Exercise prompt |
Pull out from the material below all lines with "cronica".

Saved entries
____

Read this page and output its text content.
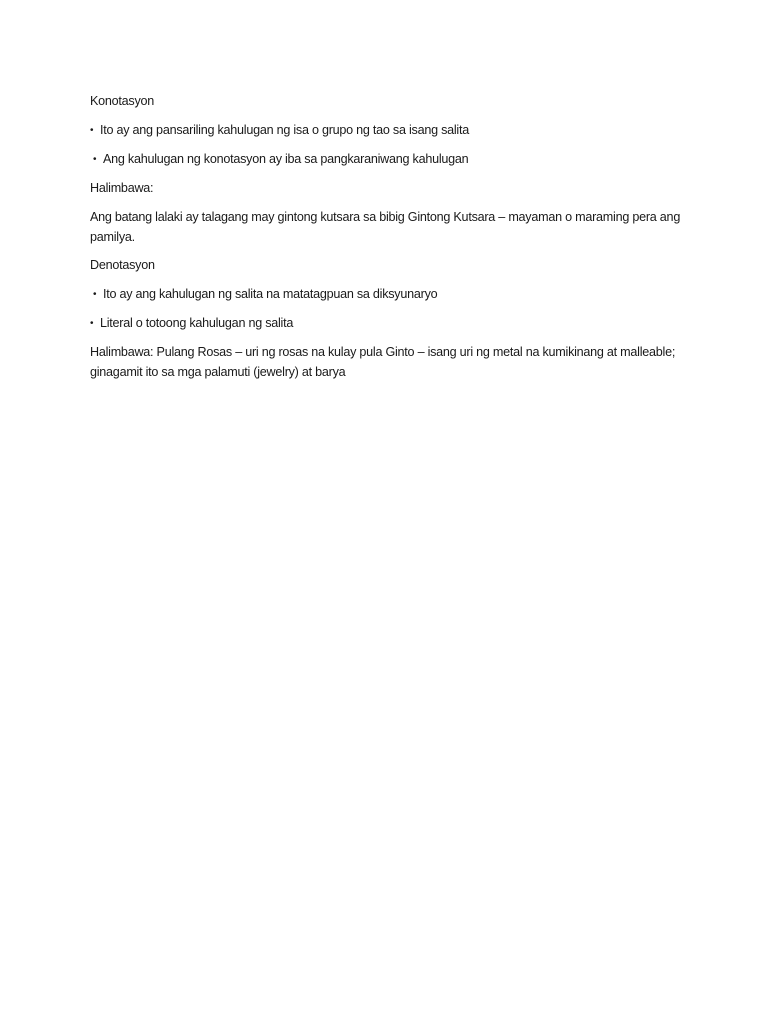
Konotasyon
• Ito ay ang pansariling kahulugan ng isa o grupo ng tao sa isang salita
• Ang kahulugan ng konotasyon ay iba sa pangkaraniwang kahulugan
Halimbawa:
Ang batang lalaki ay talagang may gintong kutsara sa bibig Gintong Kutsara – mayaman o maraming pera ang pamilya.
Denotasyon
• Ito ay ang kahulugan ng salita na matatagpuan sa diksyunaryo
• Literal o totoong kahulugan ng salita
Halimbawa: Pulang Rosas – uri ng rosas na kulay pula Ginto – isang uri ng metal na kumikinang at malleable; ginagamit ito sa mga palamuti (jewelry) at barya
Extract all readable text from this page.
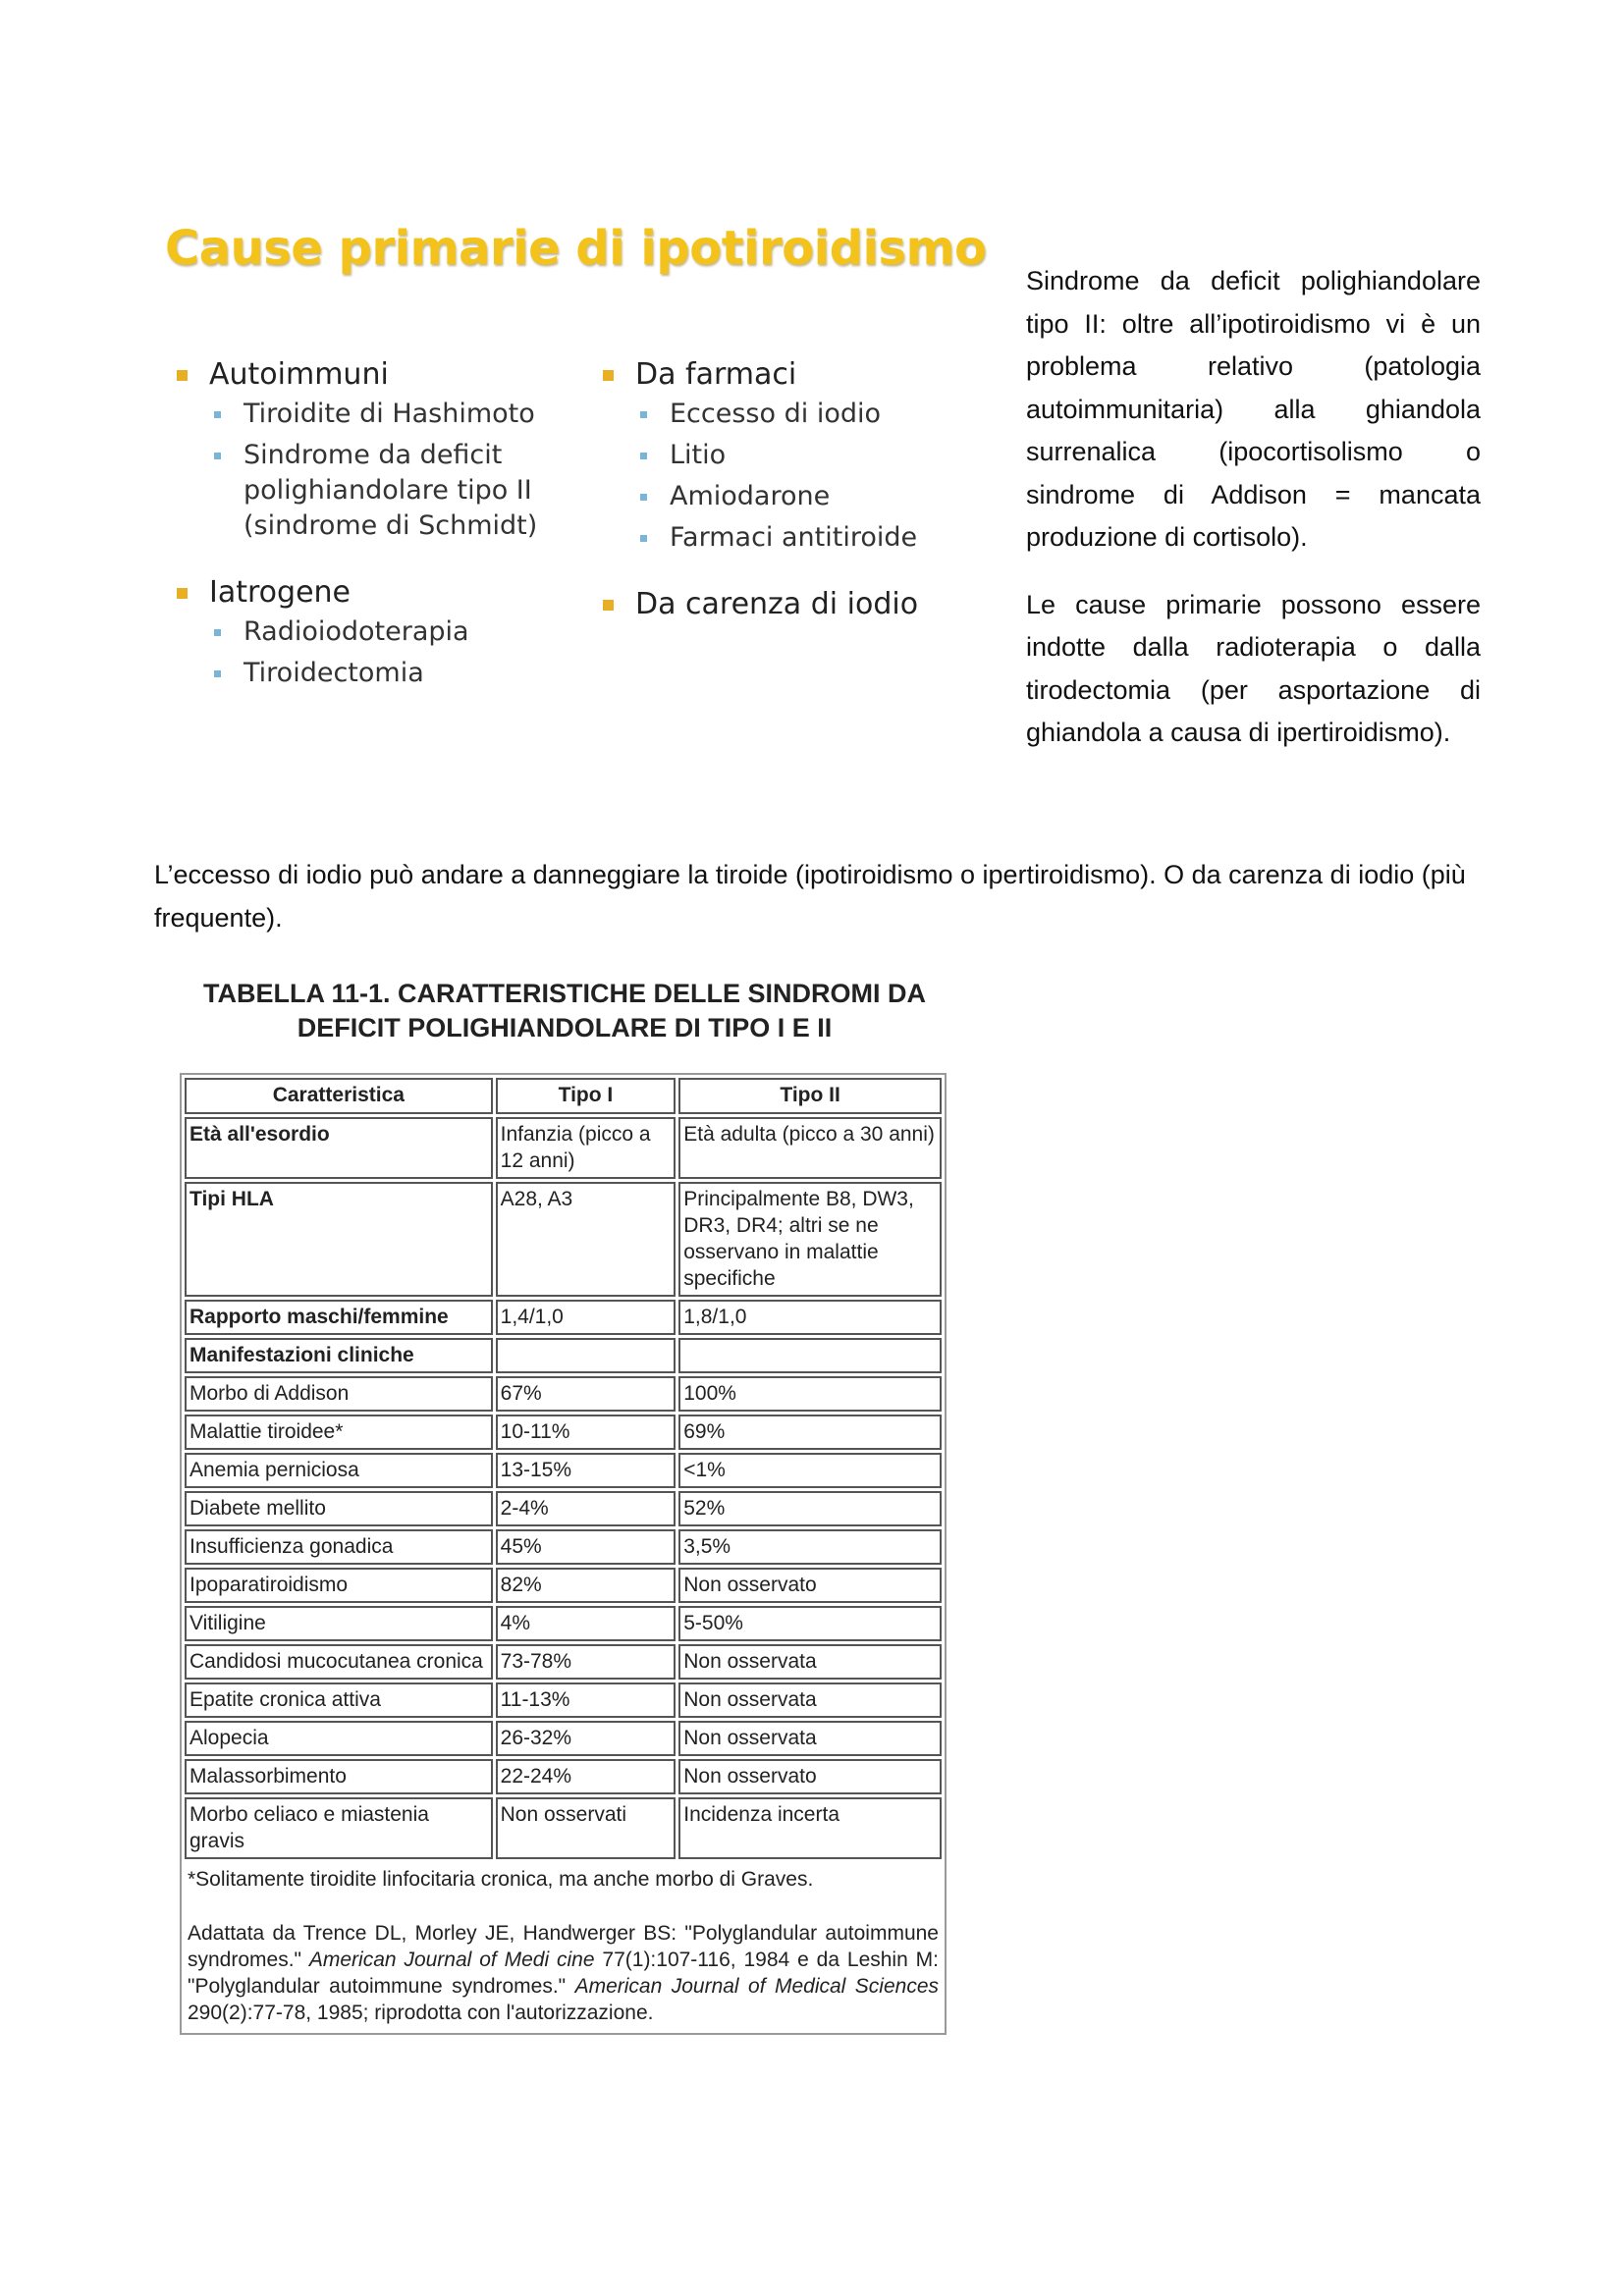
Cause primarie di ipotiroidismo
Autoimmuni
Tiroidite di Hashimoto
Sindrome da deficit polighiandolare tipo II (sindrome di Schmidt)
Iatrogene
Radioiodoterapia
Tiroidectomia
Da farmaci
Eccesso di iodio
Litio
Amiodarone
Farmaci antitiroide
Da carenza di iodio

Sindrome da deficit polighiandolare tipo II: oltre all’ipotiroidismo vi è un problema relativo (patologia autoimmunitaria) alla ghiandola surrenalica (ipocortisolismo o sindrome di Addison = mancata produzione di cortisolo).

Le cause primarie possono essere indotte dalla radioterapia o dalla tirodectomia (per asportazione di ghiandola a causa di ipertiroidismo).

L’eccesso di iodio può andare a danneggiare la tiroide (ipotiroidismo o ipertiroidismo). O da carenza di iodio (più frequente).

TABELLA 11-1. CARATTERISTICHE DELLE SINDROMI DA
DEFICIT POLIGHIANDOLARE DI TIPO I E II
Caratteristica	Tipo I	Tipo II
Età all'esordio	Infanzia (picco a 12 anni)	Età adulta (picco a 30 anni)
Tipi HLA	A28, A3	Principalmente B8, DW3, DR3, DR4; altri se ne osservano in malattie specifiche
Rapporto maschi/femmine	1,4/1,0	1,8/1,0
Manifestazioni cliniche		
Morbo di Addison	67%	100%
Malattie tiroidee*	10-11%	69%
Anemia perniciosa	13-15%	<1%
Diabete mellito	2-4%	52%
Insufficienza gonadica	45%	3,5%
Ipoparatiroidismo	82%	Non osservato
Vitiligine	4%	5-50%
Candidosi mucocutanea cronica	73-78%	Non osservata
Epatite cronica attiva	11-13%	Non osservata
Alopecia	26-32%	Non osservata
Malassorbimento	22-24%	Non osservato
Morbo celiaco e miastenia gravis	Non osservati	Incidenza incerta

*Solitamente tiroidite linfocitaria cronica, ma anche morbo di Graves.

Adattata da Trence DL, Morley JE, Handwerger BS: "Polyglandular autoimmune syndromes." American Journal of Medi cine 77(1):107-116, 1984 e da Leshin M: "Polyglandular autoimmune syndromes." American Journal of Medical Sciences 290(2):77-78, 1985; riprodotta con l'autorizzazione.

____

Task response |
Candidosi mucocutanea cronica	73-78%	Non osservata
Epatite cronica attiva	11-13%	Non osservata
*Solitamente tiroidite linfocitaria cronica, ma anche morbo di Graves.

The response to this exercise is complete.